(Data provided)

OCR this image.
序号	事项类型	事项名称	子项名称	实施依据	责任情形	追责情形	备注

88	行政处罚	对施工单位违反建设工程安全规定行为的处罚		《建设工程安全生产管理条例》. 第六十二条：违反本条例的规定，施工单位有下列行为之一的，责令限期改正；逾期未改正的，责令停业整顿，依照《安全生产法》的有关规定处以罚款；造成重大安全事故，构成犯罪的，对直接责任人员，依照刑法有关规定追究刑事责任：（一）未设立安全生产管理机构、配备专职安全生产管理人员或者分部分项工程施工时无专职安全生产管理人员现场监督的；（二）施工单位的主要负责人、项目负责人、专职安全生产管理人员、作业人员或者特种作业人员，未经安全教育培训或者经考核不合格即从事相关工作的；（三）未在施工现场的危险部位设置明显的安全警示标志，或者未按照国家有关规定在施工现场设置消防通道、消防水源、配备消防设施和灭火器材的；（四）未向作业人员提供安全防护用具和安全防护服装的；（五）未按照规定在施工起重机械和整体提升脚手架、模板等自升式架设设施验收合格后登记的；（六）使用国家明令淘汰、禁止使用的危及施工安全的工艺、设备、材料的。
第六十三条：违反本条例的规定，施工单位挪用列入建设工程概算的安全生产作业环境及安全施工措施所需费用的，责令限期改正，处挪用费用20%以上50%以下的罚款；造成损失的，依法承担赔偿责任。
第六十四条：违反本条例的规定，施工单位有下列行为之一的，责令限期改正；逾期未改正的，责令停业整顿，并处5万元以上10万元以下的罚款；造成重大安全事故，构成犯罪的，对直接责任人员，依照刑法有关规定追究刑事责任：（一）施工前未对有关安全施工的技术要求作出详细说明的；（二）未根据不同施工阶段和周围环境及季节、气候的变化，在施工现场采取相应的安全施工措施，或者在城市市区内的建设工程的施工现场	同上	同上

(What is asked)
Transcribe each entry precisely, missing none.

(Task result)
OCR this image.
序号	事项类型	事项名称	子项名称	实施依据	责任情形	追责情形	备注

88	行政处罚	对施工单位违反建设工程安全规定行为的处罚		《建设工程安全生产管理条例》. 第六十二条：违反本条例的规定，施工单位有下列行为之一的，责令限期改正；逾期未改正的，责令停业整顿，依照《安全生产法》的有关规定处以罚款；造成重大安全事故，构成犯罪的，对直接责任人员，依照刑法有关规定追究刑事责任：（一）未设立安全生产管理机构、配备专职安全生产管理人员或者分部分项工程施工时无专职安全生产管理人员现场监督的；（二）施工单位的主要负责人、项目负责人、专职安全生产管理人员、作业人员或者特种作业人员，未经安全教育培训或者经考核不合格即从事相关工作的；（三）未在施工现场的危险部位设置明显的安全警示标志，或者未按照国家有关规定在施工现场设置消防通道、消防水源、配备消防设施和灭火器材的；（四）未向作业人员提供安全防护用具和安全防护服装的；（五）未按照规定在施工起重机械和整体提升脚手架、模板等自升式架设设施验收合格后登记的；（六）使用国家明令淘汰、禁止使用的危及施工安全的工艺、设备、材料的。
第六十三条：违反本条例的规定，施工单位挪用列入建设工程概算的安全生产作业环境及安全施工措施所需费用的，责令限期改正，处挪用费用20%以上50%以下的罚款；造成损失的，依法承担赔偿责任。
第六十四条：违反本条例的规定，施工单位有下列行为之一的，责令限期改正；逾期未改正的，责令停业整顿，并处5万元以上10万元以下的罚款；造成重大安全事故，构成犯罪的，对直接责任人员，依照刑法有关规定追究刑事责任：（一）施工前未对有关安全施工的技术要求作出详细说明的；（二）未根据不同施工阶段和周围环境及季节、气候的变化，在施工现场采取相应的安全施工措施，或者在城市市区内的建设工程的施工现场	同上	同上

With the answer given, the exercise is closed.